PROBLEM DESCRIPTION: Reproduce every entry in the listing without alteration.

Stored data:
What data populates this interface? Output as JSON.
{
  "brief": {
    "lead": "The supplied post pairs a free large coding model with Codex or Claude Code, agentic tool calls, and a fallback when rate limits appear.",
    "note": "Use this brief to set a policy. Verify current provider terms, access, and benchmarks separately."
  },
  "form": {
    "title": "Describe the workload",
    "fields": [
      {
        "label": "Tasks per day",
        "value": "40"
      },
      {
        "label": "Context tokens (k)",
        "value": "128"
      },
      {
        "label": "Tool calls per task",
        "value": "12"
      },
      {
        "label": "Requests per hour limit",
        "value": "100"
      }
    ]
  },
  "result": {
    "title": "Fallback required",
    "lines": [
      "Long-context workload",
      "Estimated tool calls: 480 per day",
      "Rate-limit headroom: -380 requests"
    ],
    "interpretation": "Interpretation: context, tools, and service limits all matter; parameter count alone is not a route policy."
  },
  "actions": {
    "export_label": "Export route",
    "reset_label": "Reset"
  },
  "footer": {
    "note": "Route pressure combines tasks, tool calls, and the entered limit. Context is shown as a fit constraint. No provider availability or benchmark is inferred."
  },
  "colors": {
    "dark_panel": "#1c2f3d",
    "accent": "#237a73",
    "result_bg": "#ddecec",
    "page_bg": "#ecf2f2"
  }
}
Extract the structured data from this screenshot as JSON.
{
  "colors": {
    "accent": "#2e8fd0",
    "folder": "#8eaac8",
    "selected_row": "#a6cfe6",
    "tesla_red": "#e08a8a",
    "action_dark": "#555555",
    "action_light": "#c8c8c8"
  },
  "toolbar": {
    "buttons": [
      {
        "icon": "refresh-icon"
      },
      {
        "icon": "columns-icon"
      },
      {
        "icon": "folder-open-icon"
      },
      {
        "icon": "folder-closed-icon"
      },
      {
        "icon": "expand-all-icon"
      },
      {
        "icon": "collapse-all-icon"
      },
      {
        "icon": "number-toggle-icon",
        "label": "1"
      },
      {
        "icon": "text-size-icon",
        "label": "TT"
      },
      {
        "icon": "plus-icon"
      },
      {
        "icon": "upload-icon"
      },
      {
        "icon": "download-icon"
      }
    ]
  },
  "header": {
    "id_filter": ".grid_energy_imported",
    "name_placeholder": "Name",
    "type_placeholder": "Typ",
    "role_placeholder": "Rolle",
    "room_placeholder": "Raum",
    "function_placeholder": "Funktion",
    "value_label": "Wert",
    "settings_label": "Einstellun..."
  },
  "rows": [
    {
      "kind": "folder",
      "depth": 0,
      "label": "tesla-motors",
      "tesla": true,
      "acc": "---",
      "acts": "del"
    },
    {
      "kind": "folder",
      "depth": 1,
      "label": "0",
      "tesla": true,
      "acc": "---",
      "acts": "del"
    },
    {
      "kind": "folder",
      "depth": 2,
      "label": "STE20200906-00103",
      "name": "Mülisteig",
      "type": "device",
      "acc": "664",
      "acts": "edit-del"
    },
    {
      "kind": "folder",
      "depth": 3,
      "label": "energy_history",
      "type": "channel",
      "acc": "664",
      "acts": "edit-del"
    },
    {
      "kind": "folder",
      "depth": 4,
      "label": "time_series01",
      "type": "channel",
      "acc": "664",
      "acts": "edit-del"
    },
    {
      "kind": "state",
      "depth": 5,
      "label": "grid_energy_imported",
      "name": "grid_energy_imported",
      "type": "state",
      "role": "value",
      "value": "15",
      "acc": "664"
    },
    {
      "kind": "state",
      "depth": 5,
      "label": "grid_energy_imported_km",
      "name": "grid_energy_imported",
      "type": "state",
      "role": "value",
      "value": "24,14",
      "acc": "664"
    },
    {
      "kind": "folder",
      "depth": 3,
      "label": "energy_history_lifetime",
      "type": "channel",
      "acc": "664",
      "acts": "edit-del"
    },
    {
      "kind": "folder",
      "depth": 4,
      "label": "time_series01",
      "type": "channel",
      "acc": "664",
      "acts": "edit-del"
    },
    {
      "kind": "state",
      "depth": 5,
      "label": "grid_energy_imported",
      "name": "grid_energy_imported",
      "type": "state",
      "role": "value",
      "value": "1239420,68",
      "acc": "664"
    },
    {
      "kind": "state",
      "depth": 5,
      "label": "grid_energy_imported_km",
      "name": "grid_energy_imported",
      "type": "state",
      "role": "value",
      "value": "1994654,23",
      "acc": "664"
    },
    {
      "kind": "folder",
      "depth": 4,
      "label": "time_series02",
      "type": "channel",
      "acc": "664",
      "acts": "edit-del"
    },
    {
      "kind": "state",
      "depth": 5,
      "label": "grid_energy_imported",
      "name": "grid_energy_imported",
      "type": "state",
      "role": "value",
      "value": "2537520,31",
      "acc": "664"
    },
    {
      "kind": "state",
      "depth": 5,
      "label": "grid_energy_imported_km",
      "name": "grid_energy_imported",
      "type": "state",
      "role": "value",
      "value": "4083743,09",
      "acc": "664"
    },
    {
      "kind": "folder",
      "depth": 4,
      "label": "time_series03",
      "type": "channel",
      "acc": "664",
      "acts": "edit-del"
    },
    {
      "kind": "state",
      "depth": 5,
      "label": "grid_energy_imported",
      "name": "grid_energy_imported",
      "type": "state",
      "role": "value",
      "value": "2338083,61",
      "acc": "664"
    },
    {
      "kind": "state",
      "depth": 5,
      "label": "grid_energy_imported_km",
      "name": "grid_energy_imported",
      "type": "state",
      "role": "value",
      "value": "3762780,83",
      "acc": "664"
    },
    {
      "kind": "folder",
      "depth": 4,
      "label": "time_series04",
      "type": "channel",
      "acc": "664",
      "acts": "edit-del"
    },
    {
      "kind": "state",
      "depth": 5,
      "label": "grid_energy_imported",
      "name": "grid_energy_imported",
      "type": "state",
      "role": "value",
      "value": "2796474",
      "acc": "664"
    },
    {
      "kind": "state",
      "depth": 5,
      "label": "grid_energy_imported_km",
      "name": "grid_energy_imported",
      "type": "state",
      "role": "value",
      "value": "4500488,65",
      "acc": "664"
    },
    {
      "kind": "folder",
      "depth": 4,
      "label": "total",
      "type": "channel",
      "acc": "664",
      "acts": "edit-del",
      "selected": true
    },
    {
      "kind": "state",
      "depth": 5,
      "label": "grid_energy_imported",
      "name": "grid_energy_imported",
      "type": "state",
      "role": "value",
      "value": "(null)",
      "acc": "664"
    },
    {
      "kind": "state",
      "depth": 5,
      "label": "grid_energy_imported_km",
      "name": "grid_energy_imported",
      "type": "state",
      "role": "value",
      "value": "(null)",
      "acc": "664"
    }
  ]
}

RIGHT ANSWER:
What data populates this interface? Output as JSON.
{
  "brief": {
    "lead": "The supplied post pairs a free large coding model with Codex or Claude Code, agentic tool calls, and a fallback when rate limits appear.",
    "note": "Use this brief to set a policy. Verify current provider terms, access, and benchmarks separately."
  },
  "form": {
    "title": "Describe the workload",
    "fields": [
      {
        "label": "Tasks per day",
        "value": "40"
      },
      {
        "label": "Context tokens (k)",
        "value": "128"
      },
      {
        "label": "Tool calls per task",
        "value": "12"
      },
      {
        "label": "Requests per hour limit",
        "value": "100"
      }
    ]
  },
  "result": {
    "title": "Fallback required",
    "lines": [
      "Long-context workload",
      "Estimated tool calls: 480 per day",
      "Rate-limit headroom: -380 requests"
    ],
    "interpretation": "Interpretation: context, tools, and service limits all matter; parameter count alone is not a route policy."
  },
  "actions": {
    "export_label": "Export route",
    "reset_label": "Reset"
  },
  "footer": {
    "note": "Route pressure combines tasks, tool calls, and the entered limit. Context is shown as a fit constraint. No provider availability or benchmark is inferred."
  },
  "colors": {
    "dark_panel": "#1c2f3d",
    "accent": "#237a73",
    "result_bg": "#ddecec",
    "page_bg": "#ecf2f2"
  }
}
Extract the structured data from this screenshot as JSON.
{
  "colors": {
    "accent": "#2e8fd0",
    "folder": "#8eaac8",
    "selected_row": "#a6cfe6",
    "tesla_red": "#e08a8a",
    "action_dark": "#555555",
    "action_light": "#c8c8c8"
  },
  "toolbar": {
    "buttons": [
      {
        "icon": "refresh-icon"
      },
      {
        "icon": "columns-icon"
      },
      {
        "icon": "folder-open-icon"
      },
      {
        "icon": "folder-closed-icon"
      },
      {
        "icon": "expand-all-icon"
      },
      {
        "icon": "collapse-all-icon"
      },
      {
        "icon": "number-toggle-icon",
        "label": "1"
      },
      {
        "icon": "text-size-icon",
        "label": "TT"
      },
      {
        "icon": "plus-icon"
      },
      {
        "icon": "upload-icon"
      },
      {
        "icon": "download-icon"
      }
    ]
  },
  "header": {
    "id_filter": ".grid_energy_imported",
    "name_placeholder": "Name",
    "type_placeholder": "Typ",
    "role_placeholder": "Rolle",
    "room_placeholder": "Raum",
    "function_placeholder": "Funktion",
    "value_label": "Wert",
    "settings_label": "Einstellun..."
  },
  "rows": [
    {
      "kind": "folder",
      "depth": 0,
      "label": "tesla-motors",
      "tesla": true,
      "acc": "---",
      "acts": "del"
    },
    {
      "kind": "folder",
      "depth": 1,
      "label": "0",
      "tesla": true,
      "acc": "---",
      "acts": "del"
    },
    {
      "kind": "folder",
      "depth": 2,
      "label": "STE20200906-00103",
      "name": "Mülisteig",
      "type": "device",
      "acc": "664",
      "acts": "edit-del"
    },
    {
      "kind": "folder",
      "depth": 3,
      "label": "energy_history",
      "type": "channel",
      "acc": "664",
      "acts": "edit-del"
    },
    {
      "kind": "folder",
      "depth": 4,
      "label": "time_series01",
      "type": "channel",
      "acc": "664",
      "acts": "edit-del"
    },
    {
      "kind": "state",
      "depth": 5,
      "label": "grid_energy_imported",
      "name": "grid_energy_imported",
      "type": "state",
      "role": "value",
      "value": "15",
      "acc": "664"
    },
    {
      "kind": "state",
      "depth": 5,
      "label": "grid_energy_imported_km",
      "name": "grid_energy_imported",
      "type": "state",
      "role": "value",
      "value": "24,14",
      "acc": "664"
    },
    {
      "kind": "folder",
      "depth": 3,
      "label": "energy_history_lifetime",
      "type": "channel",
      "acc": "664",
      "acts": "edit-del"
    },
    {
      "kind": "folder",
      "depth": 4,
      "label": "time_series01",
      "type": "channel",
      "acc": "664",
      "acts": "edit-del"
    },
    {
      "kind": "state",
      "depth": 5,
      "label": "grid_energy_imported",
      "name": "grid_energy_imported",
      "type": "state",
      "role": "value",
      "value": "1239420,68",
      "acc": "664"
    },
    {
      "kind": "state",
      "depth": 5,
      "label": "grid_energy_imported_km",
      "name": "grid_energy_imported",
      "type": "state",
      "role": "value",
      "value": "1994654,23",
      "acc": "664"
    },
    {
      "kind": "folder",
      "depth": 4,
      "label": "time_series02",
      "type": "channel",
      "acc": "664",
      "acts": "edit-del"
    },
    {
      "kind": "state",
      "depth": 5,
      "label": "grid_energy_imported",
      "name": "grid_energy_imported",
      "type": "state",
      "role": "value",
      "value": "2537520,31",
      "acc": "664"
    },
    {
      "kind": "state",
      "depth": 5,
      "label": "grid_energy_imported_km",
      "name": "grid_energy_imported",
      "type": "state",
      "role": "value",
      "value": "4083743,09",
      "acc": "664"
    },
    {
      "kind": "folder",
      "depth": 4,
      "label": "time_series03",
      "type": "channel",
      "acc": "664",
      "acts": "edit-del"
    },
    {
      "kind": "state",
      "depth": 5,
      "label": "grid_energy_imported",
      "name": "grid_energy_imported",
      "type": "state",
      "role": "value",
      "value": "2338083,61",
      "acc": "664"
    },
    {
      "kind": "state",
      "depth": 5,
      "label": "grid_energy_imported_km",
      "name": "grid_energy_imported",
      "type": "state",
      "role": "value",
      "value": "3762780,83",
      "acc": "664"
    },
    {
      "kind": "folder",
      "depth": 4,
      "label": "time_series04",
      "type": "channel",
      "acc": "664",
      "acts": "edit-del"
    },
    {
      "kind": "state",
      "depth": 5,
      "label": "grid_energy_imported",
      "name": "grid_energy_imported",
      "type": "state",
      "role": "value",
      "value": "2796474",
      "acc": "664"
    },
    {
      "kind": "state",
      "depth": 5,
      "label": "grid_energy_imported_km",
      "name": "grid_energy_imported",
      "type": "state",
      "role": "value",
      "value": "4500488,65",
      "acc": "664"
    },
    {
      "kind": "folder",
      "depth": 4,
      "label": "total",
      "type": "channel",
      "acc": "664",
      "acts": "edit-del",
      "selected": true
    },
    {
      "kind": "state",
      "depth": 5,
      "label": "grid_energy_imported",
      "name": "grid_energy_imported",
      "type": "state",
      "role": "value",
      "value": "(null)",
      "acc": "664"
    },
    {
      "kind": "state",
      "depth": 5,
      "label": "grid_energy_imported_km",
      "name": "grid_energy_imported",
      "type": "state",
      "role": "value",
      "value": "(null)",
      "acc": "664"
    }
  ]
}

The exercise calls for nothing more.